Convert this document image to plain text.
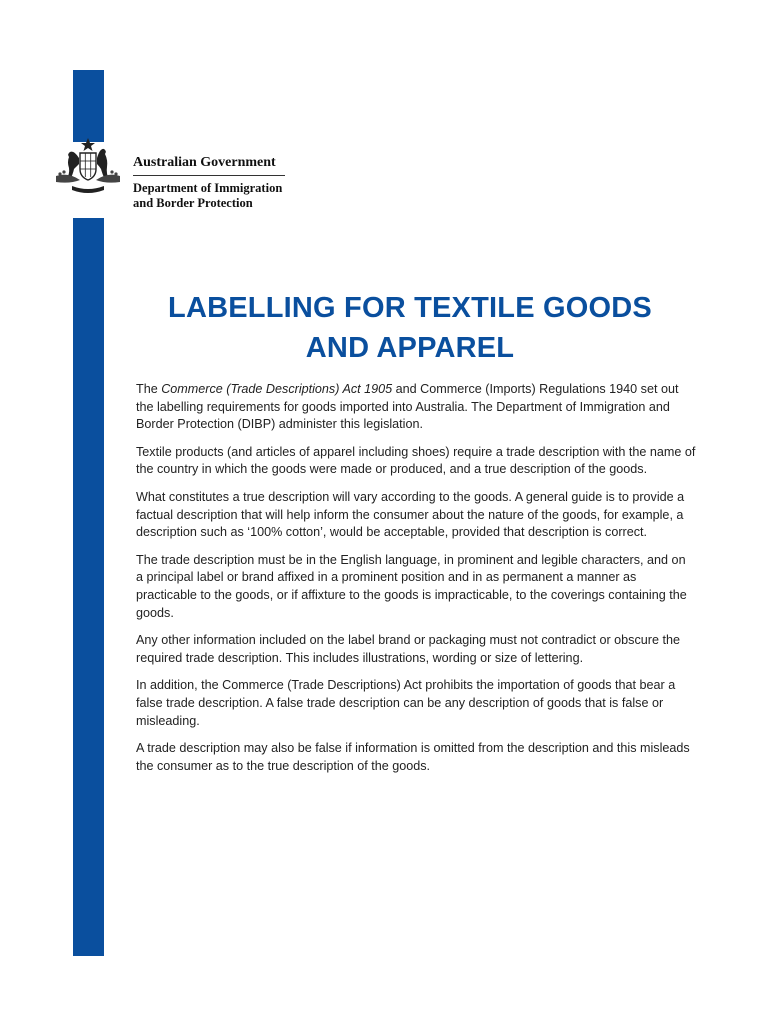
Australian Government
Department of Immigration
and Border Protection
LABELLING FOR TEXTILE GOODS
AND APPAREL

The Commerce (Trade Descriptions) Act 1905 and Commerce (Imports) Regulations 1940 set out the labelling requirements for goods imported into Australia. The Department of Immigration and Border Protection (DIBP) administer this legislation.

Textile products (and articles of apparel including shoes) require a trade description with the name of the country in which the goods were made or produced, and a true description of the goods.

What constitutes a true description will vary according to the goods. A general guide is to provide a factual description that will help inform the consumer about the nature of the goods, for example, a description such as ‘100% cotton’, would be acceptable, provided that description is correct.

The trade description must be in the English language, in prominent and legible characters, and on a principal label or brand affixed in a prominent position and in as permanent a manner as practicable to the goods, or if affixture to the goods is impracticable, to the coverings containing the goods.

Any other information included on the label brand or packaging must not contradict or obscure the required trade description. This includes illustrations, wording or size of lettering.

In addition, the Commerce (Trade Descriptions) Act prohibits the importation of goods that bear a false trade description. A false trade description can be any description of goods that is false or misleading.

A trade description may also be false if information is omitted from the description and this misleads the consumer as to the true description of the goods.
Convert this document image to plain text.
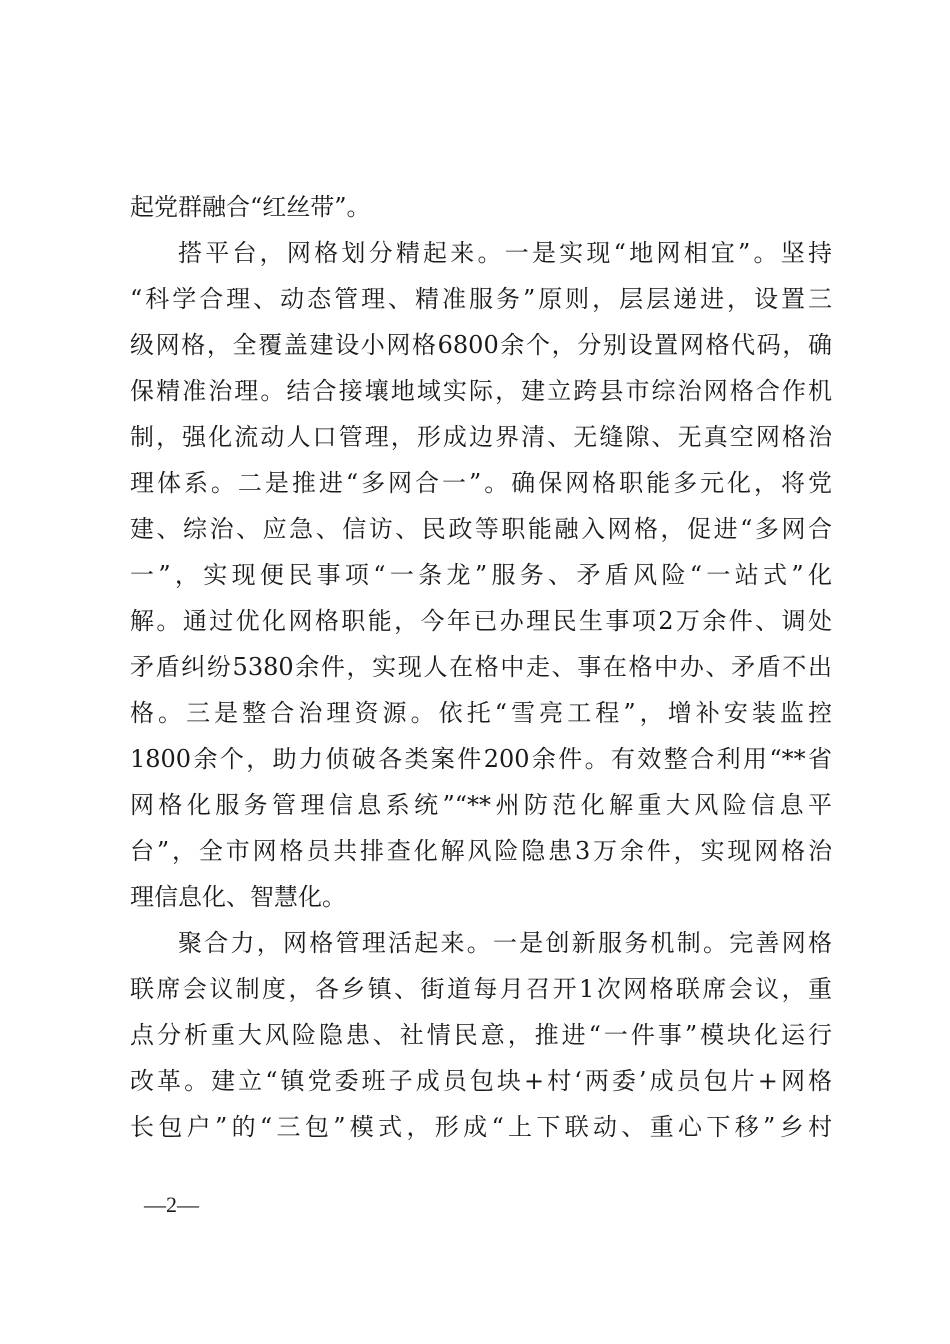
起党群融合“红丝带”。
搭平台，网格划分精起来。一是实现“地网相宜”。坚持
“科学合理、动态管理、精准服务”原则，层层递进，设置三
级网格，全覆盖建设小网格6800余个，分别设置网格代码，确
保精准治理。结合接壤地域实际，建立跨县市综治网格合作机
制，强化流动人口管理，形成边界清、无缝隙、无真空网格治
理体系。二是推进“多网合一”。确保网格职能多元化，将党
建、综治、应急、信访、民政等职能融入网格，促进“多网合
一”，实现便民事项“一条龙”服务、矛盾风险“一站式”化
解。通过优化网格职能，今年已办理民生事项2万余件、调处
矛盾纠纷5380余件，实现人在格中走、事在格中办、矛盾不出
格。三是整合治理资源。依托“雪亮工程”，增补安装监控
1800余个，助力侦破各类案件200余件。有效整合利用“**省
网格化服务管理信息系统”“**州防范化解重大风险信息平
台”，全市网格员共排查化解风险隐患3万余件，实现网格治
理信息化、智慧化。
聚合力，网格管理活起来。一是创新服务机制。完善网格
联席会议制度，各乡镇、街道每月召开1次网格联席会议，重
点分析重大风险隐患、社情民意，推进“一件事”模块化运行
改革。建立“镇党委班子成员包块+村‘两委’成员包片+网格
长包户”的“三包”模式，形成“上下联动、重心下移”乡村
—2—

**Task prompt:** Copy, from the material above, each line in which the string "false" occurs.

**In response:**
In addition, the Commerce (Trade Descriptions) Act prohibits the importation of goods that bear a false trade description. A false trade description can be any description of goods that is false or misleading.
A trade description may also be false if information is omitted from the description and this misleads the consumer as to the true description of the goods.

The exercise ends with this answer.